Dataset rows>
····················

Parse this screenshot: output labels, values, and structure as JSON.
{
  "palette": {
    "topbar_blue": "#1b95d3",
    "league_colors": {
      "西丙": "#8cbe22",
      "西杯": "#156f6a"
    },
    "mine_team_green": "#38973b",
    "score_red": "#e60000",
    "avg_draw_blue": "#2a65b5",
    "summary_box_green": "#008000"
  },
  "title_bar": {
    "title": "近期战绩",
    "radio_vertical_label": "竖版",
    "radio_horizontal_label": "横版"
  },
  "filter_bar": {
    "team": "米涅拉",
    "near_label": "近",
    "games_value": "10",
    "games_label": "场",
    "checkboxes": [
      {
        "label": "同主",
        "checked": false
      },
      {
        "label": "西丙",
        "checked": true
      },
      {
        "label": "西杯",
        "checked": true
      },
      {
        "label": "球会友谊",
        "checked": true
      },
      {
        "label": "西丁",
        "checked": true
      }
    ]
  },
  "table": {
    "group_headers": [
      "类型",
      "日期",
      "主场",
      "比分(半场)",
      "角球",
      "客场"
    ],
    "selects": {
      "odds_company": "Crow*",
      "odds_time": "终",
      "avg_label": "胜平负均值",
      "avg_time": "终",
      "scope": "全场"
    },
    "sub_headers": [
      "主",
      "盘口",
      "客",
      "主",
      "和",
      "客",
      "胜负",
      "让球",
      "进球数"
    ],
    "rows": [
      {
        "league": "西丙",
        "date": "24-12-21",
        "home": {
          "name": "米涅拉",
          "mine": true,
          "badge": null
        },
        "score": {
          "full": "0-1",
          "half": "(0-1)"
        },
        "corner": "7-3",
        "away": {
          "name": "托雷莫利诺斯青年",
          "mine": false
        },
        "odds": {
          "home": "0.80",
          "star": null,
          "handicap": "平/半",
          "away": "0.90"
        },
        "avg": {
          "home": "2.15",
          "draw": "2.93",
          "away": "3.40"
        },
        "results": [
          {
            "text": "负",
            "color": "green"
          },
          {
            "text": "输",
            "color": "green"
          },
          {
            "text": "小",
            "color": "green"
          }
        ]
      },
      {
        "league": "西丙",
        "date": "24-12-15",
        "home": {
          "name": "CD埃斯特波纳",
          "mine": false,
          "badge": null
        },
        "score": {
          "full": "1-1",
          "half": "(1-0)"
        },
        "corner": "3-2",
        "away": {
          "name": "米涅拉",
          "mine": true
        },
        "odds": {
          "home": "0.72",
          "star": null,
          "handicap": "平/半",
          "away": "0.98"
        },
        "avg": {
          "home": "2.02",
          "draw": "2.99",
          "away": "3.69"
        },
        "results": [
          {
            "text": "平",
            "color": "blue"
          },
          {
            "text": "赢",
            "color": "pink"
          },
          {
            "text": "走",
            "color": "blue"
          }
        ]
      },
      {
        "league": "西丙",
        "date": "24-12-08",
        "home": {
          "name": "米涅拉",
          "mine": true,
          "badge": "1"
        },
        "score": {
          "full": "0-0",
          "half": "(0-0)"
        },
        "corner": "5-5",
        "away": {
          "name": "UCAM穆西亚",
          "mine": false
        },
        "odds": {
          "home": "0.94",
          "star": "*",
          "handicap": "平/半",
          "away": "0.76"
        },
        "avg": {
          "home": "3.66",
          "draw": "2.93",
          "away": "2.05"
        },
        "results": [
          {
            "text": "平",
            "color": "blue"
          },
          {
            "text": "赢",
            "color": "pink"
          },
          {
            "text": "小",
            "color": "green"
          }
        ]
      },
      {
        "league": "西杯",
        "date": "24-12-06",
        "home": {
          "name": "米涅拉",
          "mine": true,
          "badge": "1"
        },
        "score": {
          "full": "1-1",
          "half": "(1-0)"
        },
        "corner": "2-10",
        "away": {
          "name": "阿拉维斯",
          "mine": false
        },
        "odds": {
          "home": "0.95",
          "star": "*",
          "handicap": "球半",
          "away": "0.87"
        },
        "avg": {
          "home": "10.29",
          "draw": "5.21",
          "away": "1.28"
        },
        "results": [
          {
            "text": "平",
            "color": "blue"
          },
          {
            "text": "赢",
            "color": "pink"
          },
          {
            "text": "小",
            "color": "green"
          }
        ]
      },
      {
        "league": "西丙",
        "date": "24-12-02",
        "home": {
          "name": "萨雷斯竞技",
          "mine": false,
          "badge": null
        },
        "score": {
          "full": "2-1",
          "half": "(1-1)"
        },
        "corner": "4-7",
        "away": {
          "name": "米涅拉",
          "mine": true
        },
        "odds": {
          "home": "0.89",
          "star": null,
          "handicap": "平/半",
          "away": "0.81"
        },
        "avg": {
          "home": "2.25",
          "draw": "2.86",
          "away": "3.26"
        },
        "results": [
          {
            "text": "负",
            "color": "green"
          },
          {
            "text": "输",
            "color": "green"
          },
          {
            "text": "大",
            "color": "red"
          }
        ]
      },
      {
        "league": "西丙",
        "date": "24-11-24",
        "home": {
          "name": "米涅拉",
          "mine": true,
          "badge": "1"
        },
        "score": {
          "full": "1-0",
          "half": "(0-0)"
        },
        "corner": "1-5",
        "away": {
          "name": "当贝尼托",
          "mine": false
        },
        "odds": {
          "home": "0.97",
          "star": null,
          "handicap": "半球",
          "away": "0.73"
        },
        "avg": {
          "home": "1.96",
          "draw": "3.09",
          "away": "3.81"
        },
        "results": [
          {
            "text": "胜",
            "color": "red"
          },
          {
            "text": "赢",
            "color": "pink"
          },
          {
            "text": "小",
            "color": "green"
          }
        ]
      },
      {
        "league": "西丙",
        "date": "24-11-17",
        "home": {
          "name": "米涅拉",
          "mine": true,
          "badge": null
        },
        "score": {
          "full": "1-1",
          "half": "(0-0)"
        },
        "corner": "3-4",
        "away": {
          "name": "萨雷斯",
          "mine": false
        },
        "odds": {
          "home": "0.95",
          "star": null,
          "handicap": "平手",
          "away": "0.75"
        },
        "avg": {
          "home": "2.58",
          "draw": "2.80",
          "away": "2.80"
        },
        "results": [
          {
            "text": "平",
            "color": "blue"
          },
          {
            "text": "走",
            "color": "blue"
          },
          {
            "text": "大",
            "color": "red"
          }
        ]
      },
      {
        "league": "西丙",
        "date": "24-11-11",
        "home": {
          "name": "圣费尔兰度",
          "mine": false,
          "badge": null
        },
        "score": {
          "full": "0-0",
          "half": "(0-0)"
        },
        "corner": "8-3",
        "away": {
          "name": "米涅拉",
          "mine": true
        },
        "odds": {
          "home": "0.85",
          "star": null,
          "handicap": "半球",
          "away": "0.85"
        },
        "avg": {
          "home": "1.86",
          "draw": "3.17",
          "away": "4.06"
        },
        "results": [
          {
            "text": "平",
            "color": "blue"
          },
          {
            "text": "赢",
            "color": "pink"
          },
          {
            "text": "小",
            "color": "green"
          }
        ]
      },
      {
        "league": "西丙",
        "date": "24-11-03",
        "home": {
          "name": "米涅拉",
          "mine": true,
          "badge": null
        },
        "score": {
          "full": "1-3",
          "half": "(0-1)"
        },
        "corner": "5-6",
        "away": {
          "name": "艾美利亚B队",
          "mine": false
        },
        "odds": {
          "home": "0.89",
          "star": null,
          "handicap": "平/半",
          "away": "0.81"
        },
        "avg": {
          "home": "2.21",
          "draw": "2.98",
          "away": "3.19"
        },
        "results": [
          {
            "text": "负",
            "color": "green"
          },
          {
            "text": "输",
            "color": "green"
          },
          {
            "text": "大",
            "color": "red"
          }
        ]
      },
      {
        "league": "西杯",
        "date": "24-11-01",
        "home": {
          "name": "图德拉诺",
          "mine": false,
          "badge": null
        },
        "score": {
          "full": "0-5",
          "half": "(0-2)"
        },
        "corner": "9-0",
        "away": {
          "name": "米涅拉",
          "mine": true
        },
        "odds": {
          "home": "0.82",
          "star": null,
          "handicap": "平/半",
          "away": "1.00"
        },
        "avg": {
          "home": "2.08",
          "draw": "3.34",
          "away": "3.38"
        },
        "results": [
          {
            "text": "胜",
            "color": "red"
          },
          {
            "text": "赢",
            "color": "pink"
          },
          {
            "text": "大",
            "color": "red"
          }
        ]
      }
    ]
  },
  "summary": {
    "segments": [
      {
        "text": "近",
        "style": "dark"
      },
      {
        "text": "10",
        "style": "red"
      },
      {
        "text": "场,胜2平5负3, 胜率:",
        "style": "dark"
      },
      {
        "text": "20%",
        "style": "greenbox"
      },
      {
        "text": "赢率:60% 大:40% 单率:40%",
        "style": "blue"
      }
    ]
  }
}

····················

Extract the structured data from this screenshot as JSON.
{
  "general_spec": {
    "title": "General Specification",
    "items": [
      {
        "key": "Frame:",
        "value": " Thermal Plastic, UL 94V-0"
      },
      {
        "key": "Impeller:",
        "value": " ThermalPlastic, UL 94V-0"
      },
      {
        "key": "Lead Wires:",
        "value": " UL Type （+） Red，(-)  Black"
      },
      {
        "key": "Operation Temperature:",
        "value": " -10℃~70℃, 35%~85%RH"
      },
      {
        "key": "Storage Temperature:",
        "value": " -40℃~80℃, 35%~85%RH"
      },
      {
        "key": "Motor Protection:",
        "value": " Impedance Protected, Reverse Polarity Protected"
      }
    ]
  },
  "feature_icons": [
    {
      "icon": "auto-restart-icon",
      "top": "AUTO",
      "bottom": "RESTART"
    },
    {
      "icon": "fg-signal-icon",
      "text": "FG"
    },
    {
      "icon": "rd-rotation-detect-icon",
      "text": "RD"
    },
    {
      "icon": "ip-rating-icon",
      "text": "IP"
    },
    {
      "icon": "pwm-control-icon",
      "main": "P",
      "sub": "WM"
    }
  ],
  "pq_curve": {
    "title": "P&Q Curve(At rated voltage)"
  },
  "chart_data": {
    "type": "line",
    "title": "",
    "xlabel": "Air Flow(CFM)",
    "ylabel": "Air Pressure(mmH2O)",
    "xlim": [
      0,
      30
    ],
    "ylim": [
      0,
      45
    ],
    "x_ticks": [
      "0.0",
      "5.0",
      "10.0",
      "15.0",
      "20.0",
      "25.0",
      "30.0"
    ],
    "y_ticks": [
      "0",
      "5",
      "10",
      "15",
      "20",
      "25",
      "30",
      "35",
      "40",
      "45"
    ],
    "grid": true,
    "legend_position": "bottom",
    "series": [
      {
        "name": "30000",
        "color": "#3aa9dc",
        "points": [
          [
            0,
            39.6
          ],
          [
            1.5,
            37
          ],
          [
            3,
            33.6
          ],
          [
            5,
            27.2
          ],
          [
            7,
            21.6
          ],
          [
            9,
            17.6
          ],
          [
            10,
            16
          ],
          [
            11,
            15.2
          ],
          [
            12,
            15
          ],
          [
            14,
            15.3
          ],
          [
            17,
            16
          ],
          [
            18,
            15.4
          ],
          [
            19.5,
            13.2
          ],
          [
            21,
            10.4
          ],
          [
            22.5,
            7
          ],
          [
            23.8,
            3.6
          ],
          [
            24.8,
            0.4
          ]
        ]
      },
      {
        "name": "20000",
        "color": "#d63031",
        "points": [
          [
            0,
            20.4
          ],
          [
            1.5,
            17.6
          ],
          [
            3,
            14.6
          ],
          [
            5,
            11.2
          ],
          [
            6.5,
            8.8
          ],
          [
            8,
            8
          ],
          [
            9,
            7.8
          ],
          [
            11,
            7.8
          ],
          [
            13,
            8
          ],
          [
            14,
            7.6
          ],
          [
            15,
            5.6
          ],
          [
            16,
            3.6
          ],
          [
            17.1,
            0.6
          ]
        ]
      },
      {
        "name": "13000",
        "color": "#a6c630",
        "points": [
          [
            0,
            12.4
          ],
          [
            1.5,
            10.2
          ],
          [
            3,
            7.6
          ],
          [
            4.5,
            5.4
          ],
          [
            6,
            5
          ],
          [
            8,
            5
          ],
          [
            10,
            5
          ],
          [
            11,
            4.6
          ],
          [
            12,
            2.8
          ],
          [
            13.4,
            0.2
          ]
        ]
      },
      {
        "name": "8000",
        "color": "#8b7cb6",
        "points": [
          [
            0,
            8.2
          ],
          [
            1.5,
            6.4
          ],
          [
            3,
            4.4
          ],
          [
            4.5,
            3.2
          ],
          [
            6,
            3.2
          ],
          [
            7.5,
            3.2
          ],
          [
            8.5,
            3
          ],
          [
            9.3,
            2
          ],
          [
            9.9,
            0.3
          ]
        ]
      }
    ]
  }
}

····················

EXERCISE> Find the string "JSON" in the entries above and return each line that holds it.

OUTPUT FOR THIS EXERCISE>
Parse this screenshot: output labels, values, and structure as JSON.
Extract the structured data from this screenshot as JSON.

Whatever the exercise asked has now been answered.